PAGE TEXT
* * * * *

TL;DR: GCC High is not a CMMC requirement, and the real decision hinges on scope, export control, timeline, and whether your cloud environment can demonstrate NIST SP 800-171 alignment under DFARS, according to Secureframe. The architectural choice is less about brand preference than about how cleanly you can isolate CUI, evidence controls, and avoid over-scoping.
At a glance
What this is: This guide compares GCC High with Microsoft 365 GCC, Google Workspace, AWS GovCloud, and CUI enclave architectures for CMMC scoping and cloud compliance.
Why it matters: It matters because cloud architecture decisions directly affect identity boundaries, access governance, and the evidence burden IAM, PAM, and compliance teams must defend during assessment.
👉 Read Secureframe's comparison of GCC High alternatives for CMMC
Context
GCC High is often treated as the default answer for CMMC, but the real issue is whether the organisation can meet NIST SP 800-171 requirements and contain Controlled Unclassified Information within a defensible boundary. For IAM and identity governance teams, the cloud choice changes where access is granted, how evidence is collected, and how tightly privileged access must be segmented across environments.

* * * * *

GIVEN ENTRIES
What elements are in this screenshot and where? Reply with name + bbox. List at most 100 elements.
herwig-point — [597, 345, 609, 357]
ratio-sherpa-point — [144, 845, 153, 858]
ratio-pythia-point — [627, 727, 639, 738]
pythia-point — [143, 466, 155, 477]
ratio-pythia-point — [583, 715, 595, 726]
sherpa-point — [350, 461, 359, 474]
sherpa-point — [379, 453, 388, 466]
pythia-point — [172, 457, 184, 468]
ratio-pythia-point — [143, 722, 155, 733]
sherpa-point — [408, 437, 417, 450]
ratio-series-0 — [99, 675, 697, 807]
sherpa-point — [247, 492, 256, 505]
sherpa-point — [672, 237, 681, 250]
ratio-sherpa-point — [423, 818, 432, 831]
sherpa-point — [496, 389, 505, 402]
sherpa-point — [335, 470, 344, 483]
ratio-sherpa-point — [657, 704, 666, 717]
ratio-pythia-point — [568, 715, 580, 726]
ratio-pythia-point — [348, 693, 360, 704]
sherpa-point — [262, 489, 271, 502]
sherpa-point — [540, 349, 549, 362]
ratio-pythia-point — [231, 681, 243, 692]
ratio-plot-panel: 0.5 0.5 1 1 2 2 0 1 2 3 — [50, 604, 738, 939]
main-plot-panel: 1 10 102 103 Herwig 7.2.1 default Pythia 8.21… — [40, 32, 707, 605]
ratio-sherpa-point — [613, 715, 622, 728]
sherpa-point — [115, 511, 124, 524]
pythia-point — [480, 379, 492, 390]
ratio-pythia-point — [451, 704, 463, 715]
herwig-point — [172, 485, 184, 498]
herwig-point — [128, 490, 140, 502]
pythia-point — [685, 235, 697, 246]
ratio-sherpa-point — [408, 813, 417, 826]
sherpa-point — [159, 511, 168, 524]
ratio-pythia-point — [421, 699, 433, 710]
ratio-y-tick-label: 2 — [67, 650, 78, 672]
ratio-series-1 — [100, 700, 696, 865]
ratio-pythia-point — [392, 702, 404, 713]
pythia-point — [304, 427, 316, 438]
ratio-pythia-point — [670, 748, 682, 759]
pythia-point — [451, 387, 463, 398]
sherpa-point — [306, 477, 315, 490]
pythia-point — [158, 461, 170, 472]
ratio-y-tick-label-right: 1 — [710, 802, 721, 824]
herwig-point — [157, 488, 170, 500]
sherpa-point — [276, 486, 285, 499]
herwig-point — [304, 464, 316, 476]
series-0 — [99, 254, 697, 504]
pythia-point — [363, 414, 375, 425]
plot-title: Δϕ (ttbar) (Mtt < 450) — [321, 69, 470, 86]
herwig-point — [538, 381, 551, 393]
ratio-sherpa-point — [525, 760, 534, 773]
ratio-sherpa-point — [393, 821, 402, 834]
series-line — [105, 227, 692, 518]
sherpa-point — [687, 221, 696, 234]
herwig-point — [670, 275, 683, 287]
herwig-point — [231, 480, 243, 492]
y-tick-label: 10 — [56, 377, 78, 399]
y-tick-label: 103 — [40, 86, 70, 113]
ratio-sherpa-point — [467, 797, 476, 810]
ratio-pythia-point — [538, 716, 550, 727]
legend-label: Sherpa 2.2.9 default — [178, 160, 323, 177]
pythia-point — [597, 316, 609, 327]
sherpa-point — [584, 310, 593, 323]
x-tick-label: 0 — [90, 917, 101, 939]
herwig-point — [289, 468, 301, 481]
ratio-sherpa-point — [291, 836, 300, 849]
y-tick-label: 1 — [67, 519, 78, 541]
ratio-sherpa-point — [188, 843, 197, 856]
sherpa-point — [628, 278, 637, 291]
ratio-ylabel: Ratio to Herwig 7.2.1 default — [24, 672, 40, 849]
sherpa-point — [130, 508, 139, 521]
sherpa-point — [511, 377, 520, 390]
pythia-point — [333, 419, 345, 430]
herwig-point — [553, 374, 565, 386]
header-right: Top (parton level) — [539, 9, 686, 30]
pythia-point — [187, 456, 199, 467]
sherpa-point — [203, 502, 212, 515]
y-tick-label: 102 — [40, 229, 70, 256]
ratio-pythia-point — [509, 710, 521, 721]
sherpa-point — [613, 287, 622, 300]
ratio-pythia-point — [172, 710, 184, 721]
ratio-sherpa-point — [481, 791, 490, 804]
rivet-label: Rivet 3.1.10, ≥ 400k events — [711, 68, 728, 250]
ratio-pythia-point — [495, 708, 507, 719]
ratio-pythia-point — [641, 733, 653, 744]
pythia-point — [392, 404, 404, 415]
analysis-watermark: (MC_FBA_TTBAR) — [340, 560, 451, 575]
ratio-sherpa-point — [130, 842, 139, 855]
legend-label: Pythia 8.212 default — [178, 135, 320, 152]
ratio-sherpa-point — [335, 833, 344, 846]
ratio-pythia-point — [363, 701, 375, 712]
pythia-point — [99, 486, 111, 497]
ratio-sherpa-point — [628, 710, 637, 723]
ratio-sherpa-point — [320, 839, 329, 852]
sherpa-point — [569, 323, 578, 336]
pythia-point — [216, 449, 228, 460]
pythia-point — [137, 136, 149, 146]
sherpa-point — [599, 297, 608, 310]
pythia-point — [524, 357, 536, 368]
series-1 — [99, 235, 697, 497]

* * * * *

EXERCISE PROMPT
Which alternatives to GCC High for CMMC scoping does the page on GCC High and CMMC say the guide compares?

RESPONSE TO THIS TASK
Microsoft 365 GCC, Google Workspace, AWS GovCloud, and CUI enclave architectures.